*** Opening DOCUMENT SECTION ***
Programming applications is more than simply keeping your code neat and categorized. Programming is sometimes real pain, pain you want to keep its level as low as possible. And programming applications to keep them running on multiple platforms is even harder. Whatever works on Windows, has to work on MacOsx and if possible also on Linux. Specially regarding native functions. Just try it and discover what it all takes. You’ll become a better person of it, that i’ll promise you. But it takes a lot more to hold on and i’m honest:i’m not that kind of person who got what that takes that’s why i take a programmer who does, very serious and he gets my deepest respect. Simply because i tried to figure out stuff and discovered it sometimes even ain’t 10% as easy to achieve stuff as it is sometimes documented online.

Aha… so this was the thread I should have read earlier. Would have saved me some time when I was trying to extract info about the embedded scripting language from the compiled Renoise executable… :rolleyes:

EDIT: Or maybe not, as I asked about that info back at 04:47 PM yesterday and taktik made it explicit at 06:09 PM. But I figured it out on my own anyway, that’s what counts. ;)

Btw, it’s inspiring to see so many potential hobbyist programmers around…

A config file like the one suggested is sloppy as fuck. All it would do is create inconsistencies and a bunch of bullshit.

Example: Bytesmasher releases an .xrns of one of his songs, but he has Power User Routing enabled. Now his song will not play back correctly to people without that setting turned on. Now think about if there were tens or hundreds more of these settings.

Not worth it–Even if Johann is right, and Vv is on some bullshit.

“Here’s my song! Oh. By the way. Here’s my config file to have it play right!”

Disclaimer: If you enable the following options, your songs WILL NOT be portable.

and you may even have problems playing them on your own computer

No shit dude … at what point did I indicate I didn’t realize that?

Who here shares .xrns files except for tutorial and compo reasons? So, would it really matter in real life?

But much more importantly: so far the only options that have been mentioned only affect the GUI (allowing you to use previous tracks with the signal follower seems to be a pure GUI thing, not an engine, so what are you even talking about. IT MIGHT NOT EVEN PLAY – what are you even refering to?

Why is “it might play just fine because none of the options in the .cfg would be as scary as anyone here is dreaming them up to be” not even on your radar?

I can get “let’s not make X tweakable, because that might lead to more problems than would be worth it”… what I cannot get is “let’s not make ANYTHING tweakable, because theoretically then something could be made tweakable that would lead to problems”. What kind of logic is that? Oh right, it’s not logic, it’s BS.

Why put so much effort into shooting it down, with totally ridiculous arguments even, to which the counterarguments are simply ignored… instead of coming up with neat options for the .cfg or a good clean way to implement it? We all know (and cherish) that the devs will end up doing what they think is best, regardless of what we’re saying here… this feels like a gamer forum sometimes.

and vV, no offense personally but I’m kinda done talking with you. stuff like this

Yeah… and then there’s all kinds of diseases people can catch, and also sometimes a loved one dies or a relationship turns really hurtful.

“Cool story, bro”

It’s bad enough to read through it, but I won’t reply anymore. I’ll drop in here to give my ideas and then be the fuck outta here.

My mind simply boggles. Cheers.

We need some ground to base our support on. It is not that i don’t grant you or anyone else to be able to tweak some options to their needs.

If such stuff ever gets out, then the user support level will stop at available visual usage. Which means that suppose it has been implemented and you tweak stuff, you will have to revert to the default options if you experience problems or bugs before you submit reports.
I think if you would agree with that, you and i don’t need to have any further discussion or involve any programming experience.
*** Closing DOCUMENT SECTION ***
*** Opening RAW DATA ***
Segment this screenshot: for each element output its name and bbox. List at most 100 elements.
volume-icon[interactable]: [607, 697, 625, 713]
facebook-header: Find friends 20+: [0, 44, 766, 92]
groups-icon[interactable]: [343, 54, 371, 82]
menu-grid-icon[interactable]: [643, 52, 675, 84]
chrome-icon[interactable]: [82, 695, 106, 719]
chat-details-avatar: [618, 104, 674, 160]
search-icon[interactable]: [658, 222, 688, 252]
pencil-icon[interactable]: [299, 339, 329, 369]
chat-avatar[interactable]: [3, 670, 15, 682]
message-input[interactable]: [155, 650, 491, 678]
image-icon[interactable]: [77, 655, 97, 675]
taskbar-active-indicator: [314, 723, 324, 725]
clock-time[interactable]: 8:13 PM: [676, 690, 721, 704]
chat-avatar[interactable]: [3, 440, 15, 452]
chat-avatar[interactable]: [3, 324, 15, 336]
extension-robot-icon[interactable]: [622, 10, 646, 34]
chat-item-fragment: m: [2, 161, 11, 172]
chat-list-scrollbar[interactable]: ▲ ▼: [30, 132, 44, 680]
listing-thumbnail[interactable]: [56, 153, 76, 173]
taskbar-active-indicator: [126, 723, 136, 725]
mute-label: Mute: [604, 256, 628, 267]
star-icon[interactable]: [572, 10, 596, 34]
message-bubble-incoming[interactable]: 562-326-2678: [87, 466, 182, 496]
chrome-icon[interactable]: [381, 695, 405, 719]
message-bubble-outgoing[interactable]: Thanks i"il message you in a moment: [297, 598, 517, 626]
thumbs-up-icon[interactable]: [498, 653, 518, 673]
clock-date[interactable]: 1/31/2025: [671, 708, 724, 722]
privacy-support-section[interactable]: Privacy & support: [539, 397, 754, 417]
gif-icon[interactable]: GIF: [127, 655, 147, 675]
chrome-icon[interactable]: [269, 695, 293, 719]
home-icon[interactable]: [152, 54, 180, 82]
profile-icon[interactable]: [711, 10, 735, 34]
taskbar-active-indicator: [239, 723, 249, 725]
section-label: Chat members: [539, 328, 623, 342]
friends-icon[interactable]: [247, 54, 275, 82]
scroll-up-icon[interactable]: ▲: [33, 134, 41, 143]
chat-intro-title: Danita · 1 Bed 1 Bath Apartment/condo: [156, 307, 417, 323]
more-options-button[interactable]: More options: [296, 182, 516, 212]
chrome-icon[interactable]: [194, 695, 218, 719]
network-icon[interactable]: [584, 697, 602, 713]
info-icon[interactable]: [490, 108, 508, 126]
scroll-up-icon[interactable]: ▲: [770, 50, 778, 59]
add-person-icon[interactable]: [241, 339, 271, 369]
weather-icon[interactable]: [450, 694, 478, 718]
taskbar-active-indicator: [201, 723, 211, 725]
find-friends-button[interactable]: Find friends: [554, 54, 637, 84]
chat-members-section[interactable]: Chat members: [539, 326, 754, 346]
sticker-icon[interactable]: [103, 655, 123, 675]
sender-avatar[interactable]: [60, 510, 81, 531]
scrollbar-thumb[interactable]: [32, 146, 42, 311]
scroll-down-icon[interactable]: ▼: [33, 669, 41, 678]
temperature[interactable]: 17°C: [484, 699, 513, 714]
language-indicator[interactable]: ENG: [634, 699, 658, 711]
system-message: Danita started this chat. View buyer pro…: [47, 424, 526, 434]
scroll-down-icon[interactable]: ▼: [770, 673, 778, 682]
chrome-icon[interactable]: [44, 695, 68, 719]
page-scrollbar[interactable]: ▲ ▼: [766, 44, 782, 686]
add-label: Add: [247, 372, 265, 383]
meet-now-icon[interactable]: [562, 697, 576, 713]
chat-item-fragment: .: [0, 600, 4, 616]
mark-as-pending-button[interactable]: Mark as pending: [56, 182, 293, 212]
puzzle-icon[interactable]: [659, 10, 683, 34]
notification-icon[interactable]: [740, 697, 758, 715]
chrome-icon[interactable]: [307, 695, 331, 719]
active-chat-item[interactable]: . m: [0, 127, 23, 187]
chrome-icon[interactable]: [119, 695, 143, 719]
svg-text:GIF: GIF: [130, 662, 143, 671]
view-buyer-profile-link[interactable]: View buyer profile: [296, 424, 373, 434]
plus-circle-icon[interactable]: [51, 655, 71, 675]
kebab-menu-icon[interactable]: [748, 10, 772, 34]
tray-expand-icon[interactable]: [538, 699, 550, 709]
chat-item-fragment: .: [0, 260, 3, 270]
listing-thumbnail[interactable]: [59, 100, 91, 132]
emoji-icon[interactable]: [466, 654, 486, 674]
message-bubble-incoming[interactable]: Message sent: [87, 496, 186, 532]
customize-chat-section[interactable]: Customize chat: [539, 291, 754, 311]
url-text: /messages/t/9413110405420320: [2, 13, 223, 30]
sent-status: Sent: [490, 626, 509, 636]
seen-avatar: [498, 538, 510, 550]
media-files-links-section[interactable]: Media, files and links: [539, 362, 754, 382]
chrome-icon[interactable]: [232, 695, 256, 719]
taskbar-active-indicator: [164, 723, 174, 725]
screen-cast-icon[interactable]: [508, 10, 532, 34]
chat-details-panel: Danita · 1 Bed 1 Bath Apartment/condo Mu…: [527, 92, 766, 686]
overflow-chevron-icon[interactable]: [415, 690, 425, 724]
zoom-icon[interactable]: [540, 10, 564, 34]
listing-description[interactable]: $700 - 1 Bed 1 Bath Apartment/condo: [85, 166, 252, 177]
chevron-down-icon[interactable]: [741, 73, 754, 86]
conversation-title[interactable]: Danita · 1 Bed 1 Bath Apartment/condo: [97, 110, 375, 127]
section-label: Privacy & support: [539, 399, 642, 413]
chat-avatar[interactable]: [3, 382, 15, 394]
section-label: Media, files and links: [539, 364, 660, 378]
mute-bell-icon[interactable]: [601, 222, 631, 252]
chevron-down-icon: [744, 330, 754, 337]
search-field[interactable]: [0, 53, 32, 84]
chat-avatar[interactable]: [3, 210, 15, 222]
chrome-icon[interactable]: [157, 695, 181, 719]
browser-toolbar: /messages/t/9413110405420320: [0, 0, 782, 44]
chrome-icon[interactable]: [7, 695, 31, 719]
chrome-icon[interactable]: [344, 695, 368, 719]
*** Closing RAW DATA ***
■ QUESTIONS
1. In the forum thread, what setting does Bytesmasher have enabled in the example of a shared .xrns song?
2. According to the forum thread, why would Bytesmasher's released .xrns song fail to play back correctly for some people?
3. Which platforms does the forum thread name as places where an application has to work?
The listing is separate material, unrelated to the forum thread.

■ TASK-BY-TASK RESULTS
1. Power User Routing.

2. He has Power User Routing enabled. People who don't have that setting turned on would not hear the song play back correctly.

3. Windows, MacOsx, Linux